Description of the task ->
Repeat the listing in full, word for word.

Dataset ->
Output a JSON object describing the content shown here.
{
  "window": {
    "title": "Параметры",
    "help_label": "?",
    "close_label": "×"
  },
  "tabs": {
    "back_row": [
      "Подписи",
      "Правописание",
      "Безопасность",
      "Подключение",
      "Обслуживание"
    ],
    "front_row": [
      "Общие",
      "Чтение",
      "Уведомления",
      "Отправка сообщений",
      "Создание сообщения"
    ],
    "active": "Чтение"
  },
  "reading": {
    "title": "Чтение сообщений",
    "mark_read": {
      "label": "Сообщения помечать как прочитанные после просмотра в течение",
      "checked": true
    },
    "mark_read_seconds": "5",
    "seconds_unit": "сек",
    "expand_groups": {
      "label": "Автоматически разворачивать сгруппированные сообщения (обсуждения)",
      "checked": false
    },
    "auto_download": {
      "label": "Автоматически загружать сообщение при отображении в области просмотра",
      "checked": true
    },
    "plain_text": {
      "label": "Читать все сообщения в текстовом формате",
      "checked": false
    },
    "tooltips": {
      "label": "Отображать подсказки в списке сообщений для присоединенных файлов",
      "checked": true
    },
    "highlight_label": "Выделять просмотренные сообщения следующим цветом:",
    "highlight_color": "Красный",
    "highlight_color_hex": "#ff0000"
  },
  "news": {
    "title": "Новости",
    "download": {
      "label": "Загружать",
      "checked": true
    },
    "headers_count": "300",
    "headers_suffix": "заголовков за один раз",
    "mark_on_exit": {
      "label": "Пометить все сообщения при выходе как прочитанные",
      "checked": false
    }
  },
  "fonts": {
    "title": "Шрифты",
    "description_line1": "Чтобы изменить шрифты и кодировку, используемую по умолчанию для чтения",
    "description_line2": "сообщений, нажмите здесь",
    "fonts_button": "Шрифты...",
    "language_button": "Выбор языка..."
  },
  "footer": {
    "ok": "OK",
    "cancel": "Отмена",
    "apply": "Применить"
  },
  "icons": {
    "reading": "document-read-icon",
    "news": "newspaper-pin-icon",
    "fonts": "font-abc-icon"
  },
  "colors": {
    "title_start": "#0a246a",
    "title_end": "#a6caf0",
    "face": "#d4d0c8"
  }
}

Result ->
Output a JSON object describing the content shown here.
{
  "window": {
    "title": "Параметры",
    "help_label": "?",
    "close_label": "×"
  },
  "tabs": {
    "back_row": [
      "Подписи",
      "Правописание",
      "Безопасность",
      "Подключение",
      "Обслуживание"
    ],
    "front_row": [
      "Общие",
      "Чтение",
      "Уведомления",
      "Отправка сообщений",
      "Создание сообщения"
    ],
    "active": "Чтение"
  },
  "reading": {
    "title": "Чтение сообщений",
    "mark_read": {
      "label": "Сообщения помечать как прочитанные после просмотра в течение",
      "checked": true
    },
    "mark_read_seconds": "5",
    "seconds_unit": "сек",
    "expand_groups": {
      "label": "Автоматически разворачивать сгруппированные сообщения (обсуждения)",
      "checked": false
    },
    "auto_download": {
      "label": "Автоматически загружать сообщение при отображении в области просмотра",
      "checked": true
    },
    "plain_text": {
      "label": "Читать все сообщения в текстовом формате",
      "checked": false
    },
    "tooltips": {
      "label": "Отображать подсказки в списке сообщений для присоединенных файлов",
      "checked": true
    },
    "highlight_label": "Выделять просмотренные сообщения следующим цветом:",
    "highlight_color": "Красный",
    "highlight_color_hex": "#ff0000"
  },
  "news": {
    "title": "Новости",
    "download": {
      "label": "Загружать",
      "checked": true
    },
    "headers_count": "300",
    "headers_suffix": "заголовков за один раз",
    "mark_on_exit": {
      "label": "Пометить все сообщения при выходе как прочитанные",
      "checked": false
    }
  },
  "fonts": {
    "title": "Шрифты",
    "description_line1": "Чтобы изменить шрифты и кодировку, используемую по умолчанию для чтения",
    "description_line2": "сообщений, нажмите здесь",
    "fonts_button": "Шрифты...",
    "language_button": "Выбор языка..."
  },
  "footer": {
    "ok": "OK",
    "cancel": "Отмена",
    "apply": "Применить"
  },
  "icons": {
    "reading": "document-read-icon",
    "news": "newspaper-pin-icon",
    "fonts": "font-abc-icon"
  },
  "colors": {
    "title_start": "#0a246a",
    "title_end": "#a6caf0",
    "face": "#d4d0c8"
  }
}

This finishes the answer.